## Data supplied

________________________

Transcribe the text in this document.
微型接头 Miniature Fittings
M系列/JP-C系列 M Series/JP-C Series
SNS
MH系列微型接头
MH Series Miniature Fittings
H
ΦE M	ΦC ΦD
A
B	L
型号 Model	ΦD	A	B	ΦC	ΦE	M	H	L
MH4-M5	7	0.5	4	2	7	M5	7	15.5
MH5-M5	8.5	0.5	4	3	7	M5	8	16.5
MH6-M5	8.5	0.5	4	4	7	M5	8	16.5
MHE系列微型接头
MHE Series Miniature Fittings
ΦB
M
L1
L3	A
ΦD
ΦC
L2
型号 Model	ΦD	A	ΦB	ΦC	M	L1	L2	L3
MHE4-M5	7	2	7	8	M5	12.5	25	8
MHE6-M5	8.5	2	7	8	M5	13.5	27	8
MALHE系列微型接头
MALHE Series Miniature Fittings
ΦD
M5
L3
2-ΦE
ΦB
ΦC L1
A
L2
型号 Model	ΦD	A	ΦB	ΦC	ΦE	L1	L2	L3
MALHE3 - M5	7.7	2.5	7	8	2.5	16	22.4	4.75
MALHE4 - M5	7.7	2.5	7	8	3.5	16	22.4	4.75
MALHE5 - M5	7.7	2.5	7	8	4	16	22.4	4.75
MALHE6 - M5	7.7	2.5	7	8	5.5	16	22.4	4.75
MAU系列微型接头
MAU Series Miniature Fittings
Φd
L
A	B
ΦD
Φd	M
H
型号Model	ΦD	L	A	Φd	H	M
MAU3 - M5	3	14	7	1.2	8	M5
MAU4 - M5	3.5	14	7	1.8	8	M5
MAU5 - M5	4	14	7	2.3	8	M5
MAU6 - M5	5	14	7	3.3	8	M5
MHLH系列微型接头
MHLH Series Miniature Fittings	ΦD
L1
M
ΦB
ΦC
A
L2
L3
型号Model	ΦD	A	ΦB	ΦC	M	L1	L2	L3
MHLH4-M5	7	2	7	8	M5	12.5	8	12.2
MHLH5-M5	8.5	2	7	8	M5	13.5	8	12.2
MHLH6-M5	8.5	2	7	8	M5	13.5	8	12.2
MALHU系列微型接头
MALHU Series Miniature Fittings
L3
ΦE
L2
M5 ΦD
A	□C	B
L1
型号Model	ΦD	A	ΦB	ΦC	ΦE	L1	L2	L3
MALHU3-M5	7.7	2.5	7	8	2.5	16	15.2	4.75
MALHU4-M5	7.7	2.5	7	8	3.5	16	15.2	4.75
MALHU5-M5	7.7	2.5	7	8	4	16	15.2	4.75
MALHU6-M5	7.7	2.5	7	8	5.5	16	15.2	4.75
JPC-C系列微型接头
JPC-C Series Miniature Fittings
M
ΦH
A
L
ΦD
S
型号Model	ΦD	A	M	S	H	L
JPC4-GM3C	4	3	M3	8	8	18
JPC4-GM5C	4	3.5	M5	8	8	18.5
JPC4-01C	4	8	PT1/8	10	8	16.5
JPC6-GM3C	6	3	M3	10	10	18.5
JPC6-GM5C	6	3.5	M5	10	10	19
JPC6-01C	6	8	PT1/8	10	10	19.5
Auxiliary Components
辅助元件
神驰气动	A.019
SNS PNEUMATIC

________________________

## What is expected
Find every line that has "型号Model" in it, then return those lines.

## Exercise output
型号Model	ΦD	L	A	Φd	H	M
型号Model	ΦD	A	ΦB	ΦC	M	L1	L2	L3
型号Model	ΦD	A	ΦB	ΦC	ΦE	L1	L2	L3
型号Model	ΦD	A	M	S	H	L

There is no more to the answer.